-- START EXERCISE MATERIAL --

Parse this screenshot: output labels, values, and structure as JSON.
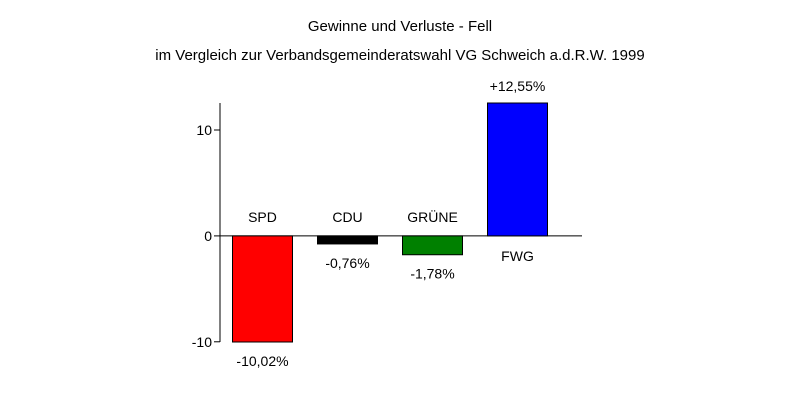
{
  "chart_data": {
    "type": "bar",
    "title": "Gewinne und Verluste - Fell",
    "subtitle": "im Vergleich zur Verbandsgemeinderatswahl VG Schweich a.d.R.W. 1999",
    "categories": [
      "SPD",
      "CDU",
      "GRÜNE",
      "FWG"
    ],
    "values": [
      -10.02,
      -0.76,
      -1.78,
      12.55
    ],
    "value_labels": [
      "-10,02%",
      "-0,76%",
      "-1,78%",
      "+12,55%"
    ],
    "colors": [
      "#ff0000",
      "#000000",
      "#008000",
      "#0000ff"
    ],
    "yticks": [
      10,
      0,
      -10
    ],
    "ytick_labels": [
      "10",
      "0",
      "-10"
    ],
    "ylim": [
      -10.02,
      12.55
    ],
    "xlabel": "",
    "ylabel": "",
    "grid": false,
    "legend": "none"
  }
}
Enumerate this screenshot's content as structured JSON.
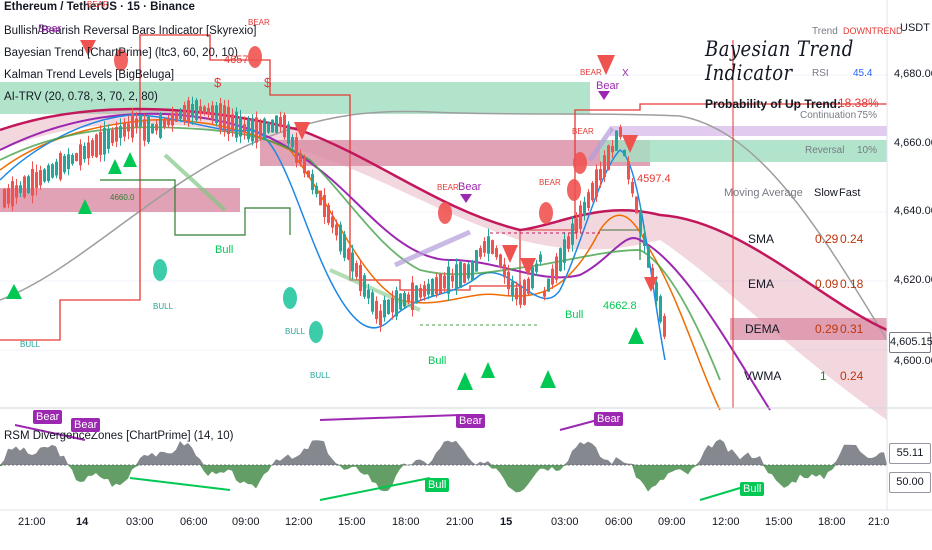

-- END EXERCISE MATERIAL --

## WRITTEN TASK
Output all the records, word for word, with no pictures in the copy.

## SOLVED EXERCISE
Parse this screenshot: output labels, values, and structure as JSON.
{
  "chart_data": {
    "type": "bar",
    "title": "Gewinne und Verluste - Fell",
    "subtitle": "im Vergleich zur Verbandsgemeinderatswahl VG Schweich a.d.R.W. 1999",
    "categories": [
      "SPD",
      "CDU",
      "GRÜNE",
      "FWG"
    ],
    "values": [
      -10.02,
      -0.76,
      -1.78,
      12.55
    ],
    "value_labels": [
      "-10,02%",
      "-0,76%",
      "-1,78%",
      "+12,55%"
    ],
    "colors": [
      "#ff0000",
      "#000000",
      "#008000",
      "#0000ff"
    ],
    "yticks": [
      10,
      0,
      -10
    ],
    "ytick_labels": [
      "10",
      "0",
      "-10"
    ],
    "ylim": [
      -10.02,
      12.55
    ],
    "xlabel": "",
    "ylabel": "",
    "grid": false,
    "legend": "none"
  }
}
Enumerate this screenshot's content as structured JSON.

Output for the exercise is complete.